Work to complete:
Reproduce verbatim the full passage describing the "other" team in North London, including every spelling and punctuation mark.

Text block:

The "other" team in North London, if you consider Barnet to be a North London team.

Have a great history and a long list of great players, but are habitually undermined by bad managers, bad luck, bad chairmen, bad referees or a combination of any number of the above. Oh, alright, bad players as well.

The sort of team that has the players and infastructure to step up into the Top Six of the Premiership, but have suffered several false dawns in the past 25 years to be wary of expecting achievments of note, at least until they win two games in a row, at which point we're edging towards the UEFA Cup with no problem whatsoever, despite the fact we are one of the most inconsistent teams in the country, even when we aren't being screwed out of goals, clear-cut penalties and countless other refereeing decisions each and every seasons, which racks up to the traditional 8-12 placing. Oh alright, and managing to fit in at least three liabilities into the squad, two of which usually in defence. And having Alan Sugar not funding us for the best part of a decade, allowing both Arsenal and Chelsea to overtake us and brag about their five minutes in the sun.

Items listed in a dataset
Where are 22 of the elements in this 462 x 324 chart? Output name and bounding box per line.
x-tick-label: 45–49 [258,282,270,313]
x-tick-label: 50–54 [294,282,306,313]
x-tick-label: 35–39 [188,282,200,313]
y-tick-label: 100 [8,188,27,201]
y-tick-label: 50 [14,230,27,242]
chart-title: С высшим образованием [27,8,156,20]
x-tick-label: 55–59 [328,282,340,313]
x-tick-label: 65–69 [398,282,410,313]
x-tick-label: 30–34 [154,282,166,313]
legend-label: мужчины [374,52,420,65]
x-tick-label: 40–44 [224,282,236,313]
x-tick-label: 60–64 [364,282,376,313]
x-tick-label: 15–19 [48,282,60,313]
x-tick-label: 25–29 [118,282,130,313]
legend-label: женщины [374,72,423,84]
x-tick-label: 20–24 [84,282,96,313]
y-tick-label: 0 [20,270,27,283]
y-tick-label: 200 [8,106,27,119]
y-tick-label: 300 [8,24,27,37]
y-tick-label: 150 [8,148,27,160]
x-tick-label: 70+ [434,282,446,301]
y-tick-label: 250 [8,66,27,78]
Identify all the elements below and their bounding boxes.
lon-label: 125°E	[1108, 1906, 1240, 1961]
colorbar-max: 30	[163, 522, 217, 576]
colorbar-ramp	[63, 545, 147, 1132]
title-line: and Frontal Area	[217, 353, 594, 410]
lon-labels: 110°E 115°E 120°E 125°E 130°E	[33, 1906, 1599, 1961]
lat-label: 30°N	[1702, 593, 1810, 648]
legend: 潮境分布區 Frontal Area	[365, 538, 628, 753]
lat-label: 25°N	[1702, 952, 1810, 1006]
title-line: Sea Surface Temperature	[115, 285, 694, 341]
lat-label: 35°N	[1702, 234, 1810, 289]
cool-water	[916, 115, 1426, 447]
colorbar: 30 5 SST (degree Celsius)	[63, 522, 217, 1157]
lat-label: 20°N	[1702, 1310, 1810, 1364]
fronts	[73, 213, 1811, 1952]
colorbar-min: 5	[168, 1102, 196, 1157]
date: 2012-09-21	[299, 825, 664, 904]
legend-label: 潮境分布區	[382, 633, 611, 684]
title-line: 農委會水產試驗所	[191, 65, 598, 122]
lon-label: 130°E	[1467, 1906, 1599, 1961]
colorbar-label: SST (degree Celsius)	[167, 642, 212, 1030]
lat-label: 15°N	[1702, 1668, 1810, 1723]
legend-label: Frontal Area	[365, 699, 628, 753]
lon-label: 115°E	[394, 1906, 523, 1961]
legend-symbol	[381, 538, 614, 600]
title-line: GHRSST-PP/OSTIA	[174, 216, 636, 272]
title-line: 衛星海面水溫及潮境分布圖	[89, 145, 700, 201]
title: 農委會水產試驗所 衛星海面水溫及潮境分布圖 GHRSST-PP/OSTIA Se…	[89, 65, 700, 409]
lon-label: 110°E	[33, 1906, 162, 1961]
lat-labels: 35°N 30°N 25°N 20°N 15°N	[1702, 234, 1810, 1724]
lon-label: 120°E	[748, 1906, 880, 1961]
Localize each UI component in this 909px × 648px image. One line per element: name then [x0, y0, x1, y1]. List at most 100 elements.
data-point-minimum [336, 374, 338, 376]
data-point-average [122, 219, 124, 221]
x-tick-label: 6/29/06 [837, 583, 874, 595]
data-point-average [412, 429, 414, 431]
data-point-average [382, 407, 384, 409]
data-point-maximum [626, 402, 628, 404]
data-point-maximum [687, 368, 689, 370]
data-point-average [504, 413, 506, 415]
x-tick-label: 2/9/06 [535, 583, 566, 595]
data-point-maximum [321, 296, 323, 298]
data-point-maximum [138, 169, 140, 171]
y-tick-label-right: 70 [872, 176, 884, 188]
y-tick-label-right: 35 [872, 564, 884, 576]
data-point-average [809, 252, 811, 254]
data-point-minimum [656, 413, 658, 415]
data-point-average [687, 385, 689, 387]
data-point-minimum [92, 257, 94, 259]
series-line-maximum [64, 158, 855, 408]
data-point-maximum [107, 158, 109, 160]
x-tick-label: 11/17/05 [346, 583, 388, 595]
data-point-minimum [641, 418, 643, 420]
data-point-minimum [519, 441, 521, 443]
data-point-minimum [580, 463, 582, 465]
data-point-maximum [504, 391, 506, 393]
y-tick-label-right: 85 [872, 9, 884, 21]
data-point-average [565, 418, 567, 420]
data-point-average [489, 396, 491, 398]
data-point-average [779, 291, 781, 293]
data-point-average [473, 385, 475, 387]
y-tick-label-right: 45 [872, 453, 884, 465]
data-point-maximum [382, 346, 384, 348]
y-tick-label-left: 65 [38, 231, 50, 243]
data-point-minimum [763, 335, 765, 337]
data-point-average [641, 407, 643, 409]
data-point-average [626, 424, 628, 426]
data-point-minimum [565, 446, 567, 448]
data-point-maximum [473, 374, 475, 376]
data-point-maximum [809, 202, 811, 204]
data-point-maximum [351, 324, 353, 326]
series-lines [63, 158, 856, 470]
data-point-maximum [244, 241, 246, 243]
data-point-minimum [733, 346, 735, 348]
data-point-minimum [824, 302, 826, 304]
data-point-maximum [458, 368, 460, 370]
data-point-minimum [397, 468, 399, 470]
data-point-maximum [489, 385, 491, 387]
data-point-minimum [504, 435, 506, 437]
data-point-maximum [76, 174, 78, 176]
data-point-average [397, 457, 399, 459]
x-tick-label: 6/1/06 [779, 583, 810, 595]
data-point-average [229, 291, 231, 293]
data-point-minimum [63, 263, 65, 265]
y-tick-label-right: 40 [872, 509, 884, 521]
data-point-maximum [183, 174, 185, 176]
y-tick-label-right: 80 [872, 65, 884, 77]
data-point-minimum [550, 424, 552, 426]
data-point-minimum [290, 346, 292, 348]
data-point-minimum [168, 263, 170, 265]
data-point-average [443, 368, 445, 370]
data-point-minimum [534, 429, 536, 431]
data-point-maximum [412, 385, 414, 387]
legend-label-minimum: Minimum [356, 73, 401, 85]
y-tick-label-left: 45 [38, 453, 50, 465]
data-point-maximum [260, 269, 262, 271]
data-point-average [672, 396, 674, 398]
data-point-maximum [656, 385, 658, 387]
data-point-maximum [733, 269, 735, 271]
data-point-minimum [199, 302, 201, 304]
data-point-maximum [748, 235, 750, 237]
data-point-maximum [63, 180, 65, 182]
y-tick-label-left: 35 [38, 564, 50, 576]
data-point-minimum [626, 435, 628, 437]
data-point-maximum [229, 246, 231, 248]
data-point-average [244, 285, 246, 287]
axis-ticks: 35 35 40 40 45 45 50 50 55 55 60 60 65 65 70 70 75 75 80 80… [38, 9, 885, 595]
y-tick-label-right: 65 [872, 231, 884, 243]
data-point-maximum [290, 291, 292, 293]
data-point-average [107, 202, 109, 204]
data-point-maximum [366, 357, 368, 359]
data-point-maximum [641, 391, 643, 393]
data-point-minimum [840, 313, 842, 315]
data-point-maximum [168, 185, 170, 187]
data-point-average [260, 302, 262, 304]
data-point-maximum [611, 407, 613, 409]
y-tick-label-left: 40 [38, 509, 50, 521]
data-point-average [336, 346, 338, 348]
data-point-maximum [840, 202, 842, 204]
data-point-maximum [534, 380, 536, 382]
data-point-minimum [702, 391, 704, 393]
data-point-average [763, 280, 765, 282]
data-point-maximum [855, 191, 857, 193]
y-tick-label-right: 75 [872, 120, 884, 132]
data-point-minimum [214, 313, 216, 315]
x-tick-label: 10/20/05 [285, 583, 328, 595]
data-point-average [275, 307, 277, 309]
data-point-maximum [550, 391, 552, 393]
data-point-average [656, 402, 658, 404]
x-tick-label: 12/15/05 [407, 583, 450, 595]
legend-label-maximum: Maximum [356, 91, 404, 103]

Answer to the task:
The "other" team in North London, if you consider Barnet to be a North London team.

Have a great history and a long list of great players, but are habitually undermined by bad managers, bad luck, bad chairmen, bad referees or a combination of any number of the above. Oh, alright, bad players as well.

The sort of team that has the players and infastructure to step up into the Top Six of the Premiership, but have suffered several false dawns in the past 25 years to be wary of expecting achievments of note, at least until they win two games in a row, at which point we're edging towards the UEFA Cup with no problem whatsoever, despite the fact we are one of the most inconsistent teams in the country, even when we aren't being screwed out of goals, clear-cut penalties and countless other refereeing decisions each and every seasons, which racks up to the traditional 8-12 placing. Oh alright, and managing to fit in at least three liabilities into the squad, two of which usually in defence. And having Alan Sugar not funding us for the best part of a decade, allowing both Arsenal and Chelsea to overtake us and brag about their five minutes in the sun.